● Exercise goal
Spot every line with the word "RHESSI" and return it.

** Start Records shown **

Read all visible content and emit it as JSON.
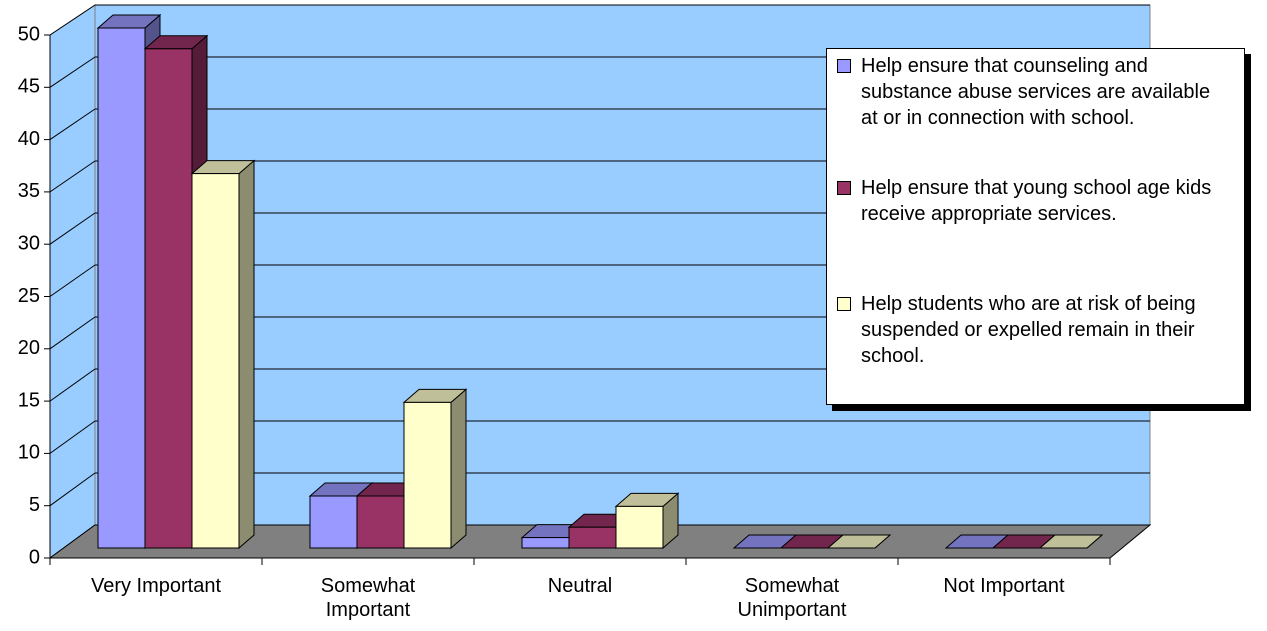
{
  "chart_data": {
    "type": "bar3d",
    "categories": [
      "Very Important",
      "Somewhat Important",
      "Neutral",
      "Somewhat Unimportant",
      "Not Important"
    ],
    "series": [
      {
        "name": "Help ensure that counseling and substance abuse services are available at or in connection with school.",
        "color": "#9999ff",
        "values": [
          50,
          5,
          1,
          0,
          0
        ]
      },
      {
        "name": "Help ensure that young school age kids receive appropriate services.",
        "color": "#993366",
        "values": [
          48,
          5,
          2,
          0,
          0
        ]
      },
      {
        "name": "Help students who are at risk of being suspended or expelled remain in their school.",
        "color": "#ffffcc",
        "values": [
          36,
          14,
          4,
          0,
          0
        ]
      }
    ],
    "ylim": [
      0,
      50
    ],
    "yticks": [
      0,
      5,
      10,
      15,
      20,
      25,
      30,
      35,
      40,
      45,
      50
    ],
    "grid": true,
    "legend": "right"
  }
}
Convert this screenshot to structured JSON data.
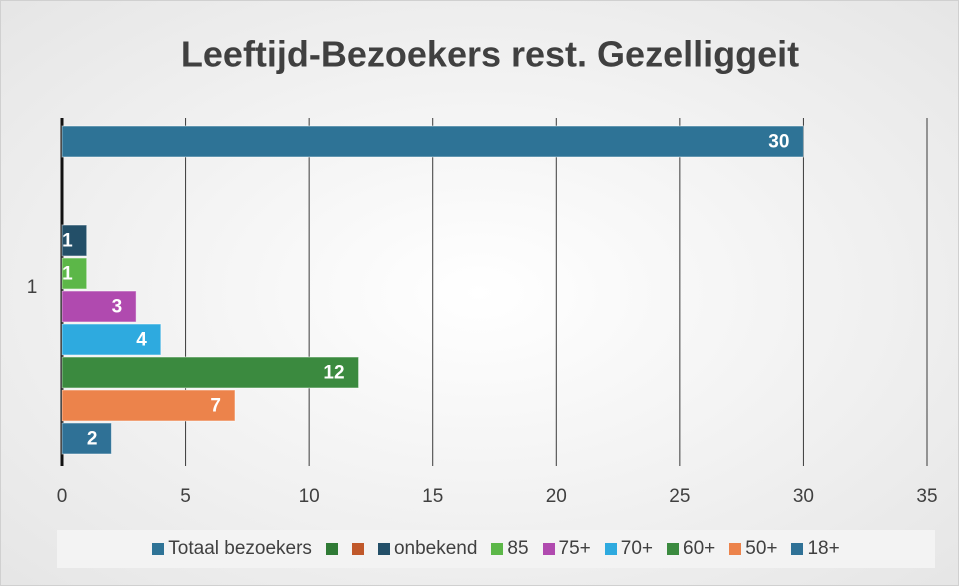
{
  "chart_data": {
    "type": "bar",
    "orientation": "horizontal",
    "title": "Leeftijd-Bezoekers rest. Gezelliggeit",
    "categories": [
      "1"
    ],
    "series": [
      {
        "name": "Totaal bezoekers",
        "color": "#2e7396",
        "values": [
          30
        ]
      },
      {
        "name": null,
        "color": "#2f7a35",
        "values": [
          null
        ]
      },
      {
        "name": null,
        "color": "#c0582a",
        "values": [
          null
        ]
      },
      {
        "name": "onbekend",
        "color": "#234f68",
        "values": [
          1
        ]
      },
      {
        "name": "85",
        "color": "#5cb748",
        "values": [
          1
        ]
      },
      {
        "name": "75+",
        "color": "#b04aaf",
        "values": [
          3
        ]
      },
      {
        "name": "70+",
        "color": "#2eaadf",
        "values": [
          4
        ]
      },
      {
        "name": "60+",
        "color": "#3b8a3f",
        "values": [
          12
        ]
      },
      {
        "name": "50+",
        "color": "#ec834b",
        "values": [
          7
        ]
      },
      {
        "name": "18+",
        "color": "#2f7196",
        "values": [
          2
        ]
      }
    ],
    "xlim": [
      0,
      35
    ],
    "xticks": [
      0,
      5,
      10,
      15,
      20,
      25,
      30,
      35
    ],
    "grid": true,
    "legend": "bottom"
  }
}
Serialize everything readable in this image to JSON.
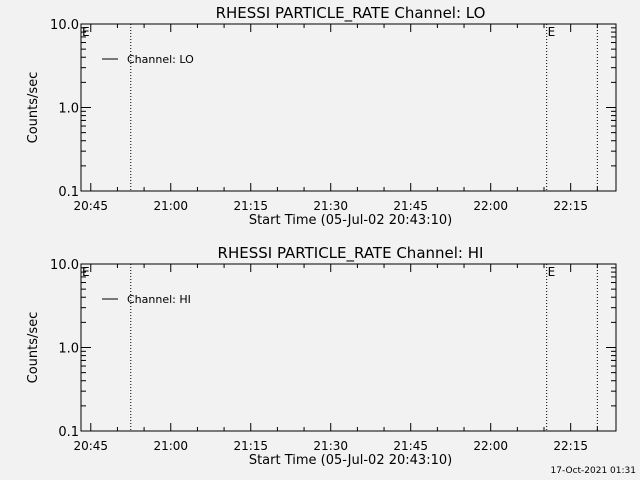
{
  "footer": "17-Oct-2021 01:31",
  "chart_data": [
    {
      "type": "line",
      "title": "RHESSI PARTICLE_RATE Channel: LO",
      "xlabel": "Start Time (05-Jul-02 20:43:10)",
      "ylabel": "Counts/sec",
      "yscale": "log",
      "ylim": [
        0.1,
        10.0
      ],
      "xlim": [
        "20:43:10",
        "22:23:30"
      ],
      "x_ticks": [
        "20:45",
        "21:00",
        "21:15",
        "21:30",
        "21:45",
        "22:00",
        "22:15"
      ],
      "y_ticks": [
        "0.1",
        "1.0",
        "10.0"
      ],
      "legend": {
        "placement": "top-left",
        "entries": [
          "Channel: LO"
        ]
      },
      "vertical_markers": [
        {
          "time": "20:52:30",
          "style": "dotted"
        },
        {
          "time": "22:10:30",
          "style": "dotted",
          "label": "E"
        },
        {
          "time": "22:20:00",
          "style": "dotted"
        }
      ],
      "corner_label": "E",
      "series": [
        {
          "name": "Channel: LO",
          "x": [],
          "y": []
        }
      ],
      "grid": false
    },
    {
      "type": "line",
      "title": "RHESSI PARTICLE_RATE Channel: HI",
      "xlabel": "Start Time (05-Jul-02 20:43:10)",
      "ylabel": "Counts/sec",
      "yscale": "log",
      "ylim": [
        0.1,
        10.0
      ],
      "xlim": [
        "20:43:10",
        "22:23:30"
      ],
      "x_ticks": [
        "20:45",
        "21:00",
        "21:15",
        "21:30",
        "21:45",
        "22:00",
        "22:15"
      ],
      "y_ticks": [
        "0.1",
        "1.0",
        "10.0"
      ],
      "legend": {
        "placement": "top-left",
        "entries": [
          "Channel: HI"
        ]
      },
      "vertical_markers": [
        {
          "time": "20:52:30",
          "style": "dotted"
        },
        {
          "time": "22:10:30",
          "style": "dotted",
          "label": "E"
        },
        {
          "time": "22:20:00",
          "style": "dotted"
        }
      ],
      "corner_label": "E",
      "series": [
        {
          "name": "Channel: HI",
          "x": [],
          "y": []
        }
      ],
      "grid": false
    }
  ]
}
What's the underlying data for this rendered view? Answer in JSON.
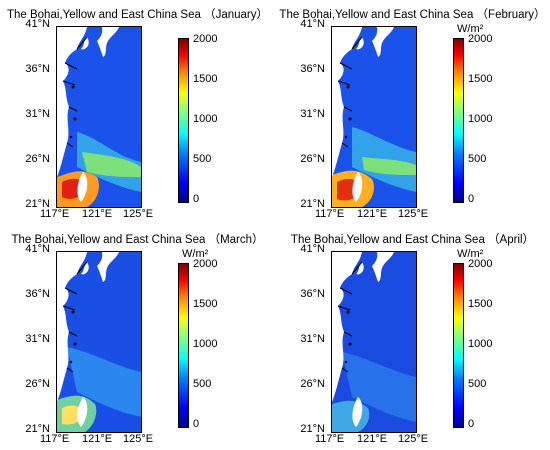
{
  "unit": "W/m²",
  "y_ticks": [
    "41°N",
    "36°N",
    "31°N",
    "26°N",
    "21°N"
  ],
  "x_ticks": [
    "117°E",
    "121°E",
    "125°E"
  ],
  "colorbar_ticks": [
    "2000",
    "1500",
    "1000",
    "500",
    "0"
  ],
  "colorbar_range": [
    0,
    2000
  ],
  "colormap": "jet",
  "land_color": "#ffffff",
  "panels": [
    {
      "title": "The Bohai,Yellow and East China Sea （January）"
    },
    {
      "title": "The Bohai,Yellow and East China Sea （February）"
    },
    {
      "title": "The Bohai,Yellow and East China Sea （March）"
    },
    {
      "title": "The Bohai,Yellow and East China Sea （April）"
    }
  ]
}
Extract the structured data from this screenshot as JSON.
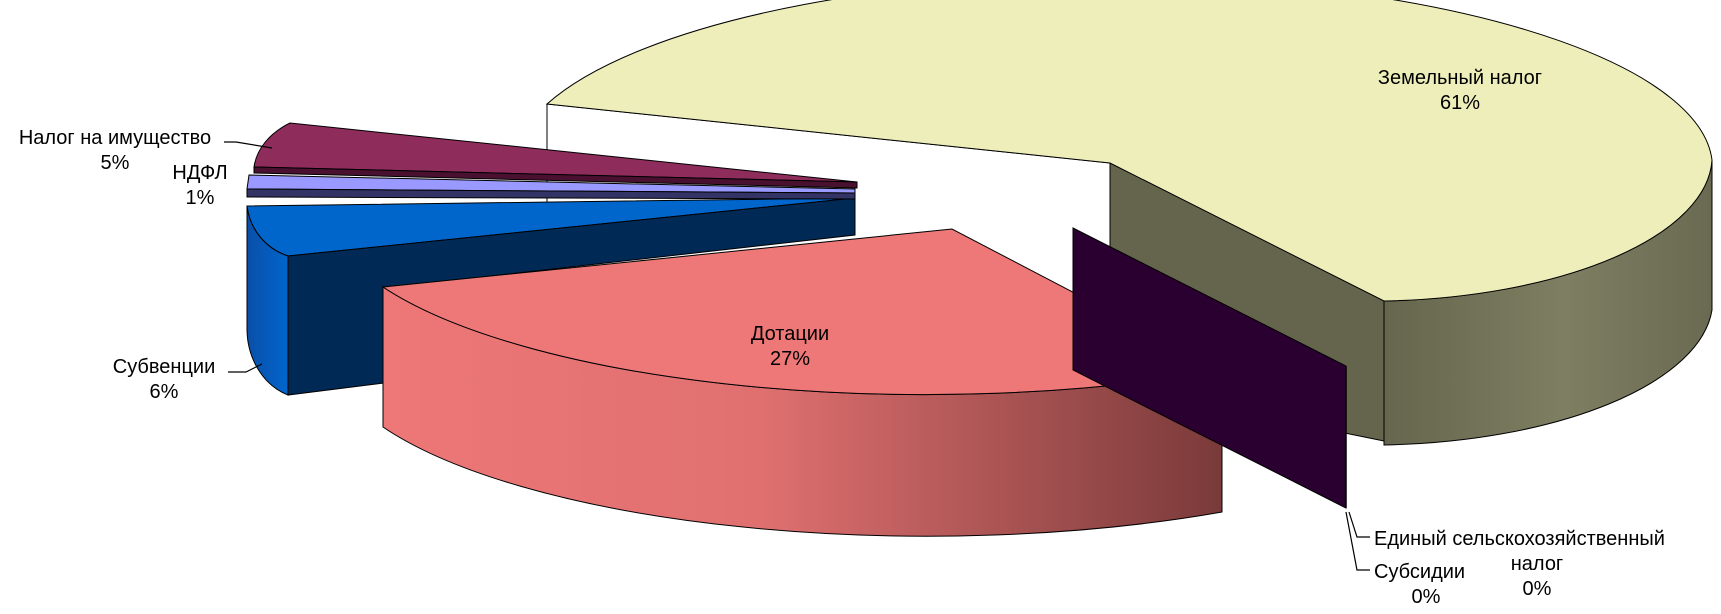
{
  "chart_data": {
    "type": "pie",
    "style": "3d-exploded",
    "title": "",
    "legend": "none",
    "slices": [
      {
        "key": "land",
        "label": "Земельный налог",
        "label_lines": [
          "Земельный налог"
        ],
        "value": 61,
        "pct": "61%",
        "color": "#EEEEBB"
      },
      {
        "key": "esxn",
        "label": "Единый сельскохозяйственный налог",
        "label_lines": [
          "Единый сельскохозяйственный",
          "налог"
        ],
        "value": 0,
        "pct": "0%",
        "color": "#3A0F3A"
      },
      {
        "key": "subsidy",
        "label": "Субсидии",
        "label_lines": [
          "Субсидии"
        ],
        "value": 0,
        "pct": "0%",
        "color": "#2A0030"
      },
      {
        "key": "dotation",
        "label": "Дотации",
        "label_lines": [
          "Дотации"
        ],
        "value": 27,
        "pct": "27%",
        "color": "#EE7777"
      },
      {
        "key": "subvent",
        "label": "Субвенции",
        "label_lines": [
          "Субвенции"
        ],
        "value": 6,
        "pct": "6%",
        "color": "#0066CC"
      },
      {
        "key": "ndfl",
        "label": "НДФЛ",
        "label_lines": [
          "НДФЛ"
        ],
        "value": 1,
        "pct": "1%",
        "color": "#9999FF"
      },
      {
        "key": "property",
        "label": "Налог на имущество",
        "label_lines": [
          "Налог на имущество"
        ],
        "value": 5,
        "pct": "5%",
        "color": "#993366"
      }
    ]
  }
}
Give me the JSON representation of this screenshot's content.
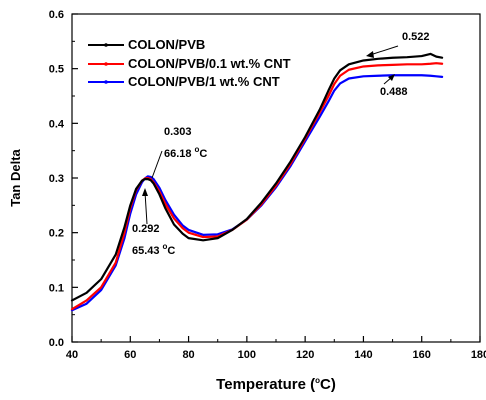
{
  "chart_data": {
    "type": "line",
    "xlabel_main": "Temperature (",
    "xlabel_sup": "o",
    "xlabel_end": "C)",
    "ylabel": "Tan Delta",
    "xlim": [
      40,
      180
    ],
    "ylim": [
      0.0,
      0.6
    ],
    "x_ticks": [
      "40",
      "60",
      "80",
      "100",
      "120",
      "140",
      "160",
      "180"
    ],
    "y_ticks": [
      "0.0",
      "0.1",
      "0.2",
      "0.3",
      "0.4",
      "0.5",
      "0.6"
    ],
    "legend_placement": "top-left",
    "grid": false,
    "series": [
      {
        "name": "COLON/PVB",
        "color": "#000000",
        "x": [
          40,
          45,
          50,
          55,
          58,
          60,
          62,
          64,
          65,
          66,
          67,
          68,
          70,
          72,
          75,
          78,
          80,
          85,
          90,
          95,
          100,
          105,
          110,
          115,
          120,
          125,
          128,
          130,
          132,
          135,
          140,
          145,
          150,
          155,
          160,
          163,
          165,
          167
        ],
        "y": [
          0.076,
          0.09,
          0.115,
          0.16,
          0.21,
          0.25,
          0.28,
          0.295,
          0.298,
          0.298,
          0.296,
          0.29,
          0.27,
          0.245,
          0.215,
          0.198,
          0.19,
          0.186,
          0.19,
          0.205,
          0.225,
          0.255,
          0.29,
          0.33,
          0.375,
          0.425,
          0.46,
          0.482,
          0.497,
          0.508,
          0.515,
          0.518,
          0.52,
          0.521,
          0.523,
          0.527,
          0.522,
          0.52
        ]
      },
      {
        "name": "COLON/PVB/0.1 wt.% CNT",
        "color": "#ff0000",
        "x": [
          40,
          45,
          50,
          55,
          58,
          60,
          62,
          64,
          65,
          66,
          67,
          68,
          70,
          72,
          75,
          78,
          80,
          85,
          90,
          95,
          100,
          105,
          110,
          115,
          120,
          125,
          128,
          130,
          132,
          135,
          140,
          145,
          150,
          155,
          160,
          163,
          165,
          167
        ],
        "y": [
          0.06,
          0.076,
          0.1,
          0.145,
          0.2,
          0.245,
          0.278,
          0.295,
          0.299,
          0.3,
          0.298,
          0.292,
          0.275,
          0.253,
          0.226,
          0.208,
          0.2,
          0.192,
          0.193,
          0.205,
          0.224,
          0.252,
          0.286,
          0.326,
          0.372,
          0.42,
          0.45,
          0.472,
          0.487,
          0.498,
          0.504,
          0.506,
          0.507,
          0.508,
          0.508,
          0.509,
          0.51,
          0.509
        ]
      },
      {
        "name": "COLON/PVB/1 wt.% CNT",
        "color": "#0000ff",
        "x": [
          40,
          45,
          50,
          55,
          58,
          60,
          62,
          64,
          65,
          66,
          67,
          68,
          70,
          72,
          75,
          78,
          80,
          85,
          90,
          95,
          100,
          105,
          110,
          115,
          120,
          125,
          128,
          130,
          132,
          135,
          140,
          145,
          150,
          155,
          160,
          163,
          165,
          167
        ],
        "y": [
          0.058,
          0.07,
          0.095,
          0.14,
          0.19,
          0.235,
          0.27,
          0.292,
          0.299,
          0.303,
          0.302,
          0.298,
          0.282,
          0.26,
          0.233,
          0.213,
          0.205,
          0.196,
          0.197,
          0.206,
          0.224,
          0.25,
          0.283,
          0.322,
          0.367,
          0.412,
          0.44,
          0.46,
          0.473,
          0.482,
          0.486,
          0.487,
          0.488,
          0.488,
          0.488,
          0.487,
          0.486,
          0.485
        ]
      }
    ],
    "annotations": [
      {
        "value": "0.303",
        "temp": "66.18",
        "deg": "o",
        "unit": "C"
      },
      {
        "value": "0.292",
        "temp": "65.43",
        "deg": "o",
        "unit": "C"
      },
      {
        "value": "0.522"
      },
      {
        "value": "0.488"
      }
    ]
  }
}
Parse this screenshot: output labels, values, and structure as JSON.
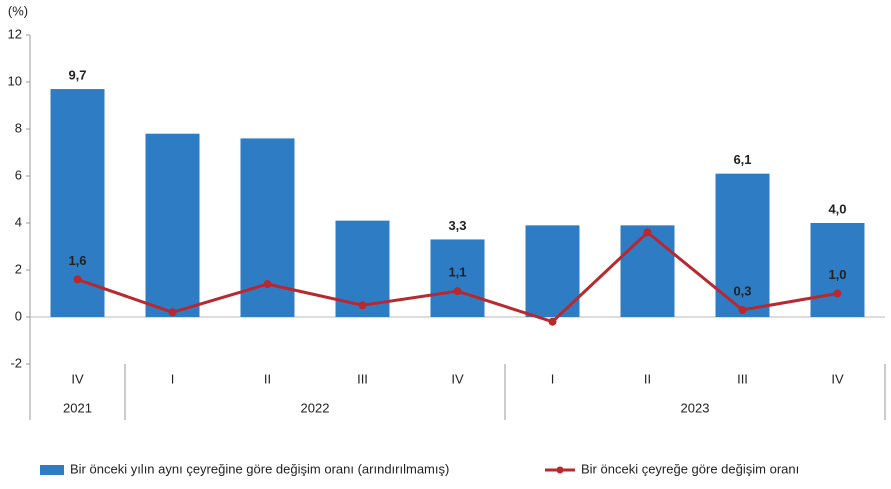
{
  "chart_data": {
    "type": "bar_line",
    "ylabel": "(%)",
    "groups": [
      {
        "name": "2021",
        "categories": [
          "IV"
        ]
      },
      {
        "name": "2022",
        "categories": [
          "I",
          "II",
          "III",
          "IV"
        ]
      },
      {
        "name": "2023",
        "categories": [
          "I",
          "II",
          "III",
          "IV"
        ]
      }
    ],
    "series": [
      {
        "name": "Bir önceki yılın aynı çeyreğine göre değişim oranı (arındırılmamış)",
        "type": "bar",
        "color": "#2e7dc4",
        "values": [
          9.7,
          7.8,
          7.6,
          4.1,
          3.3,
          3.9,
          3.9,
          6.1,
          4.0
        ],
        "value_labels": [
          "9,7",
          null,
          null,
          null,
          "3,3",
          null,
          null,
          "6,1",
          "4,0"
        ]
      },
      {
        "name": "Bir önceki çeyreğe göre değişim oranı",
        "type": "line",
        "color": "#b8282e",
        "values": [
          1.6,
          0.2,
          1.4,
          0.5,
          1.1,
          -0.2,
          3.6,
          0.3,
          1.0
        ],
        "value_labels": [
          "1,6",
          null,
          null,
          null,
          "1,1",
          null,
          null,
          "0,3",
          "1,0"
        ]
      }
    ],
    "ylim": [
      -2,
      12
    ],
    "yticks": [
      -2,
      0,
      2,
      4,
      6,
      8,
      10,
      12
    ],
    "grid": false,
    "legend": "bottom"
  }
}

** End Records shown **

● Final answer
      "title": "RHESSI PARTICLE_RATE Channel: LO",
      "title": "RHESSI PARTICLE_RATE Channel: HI",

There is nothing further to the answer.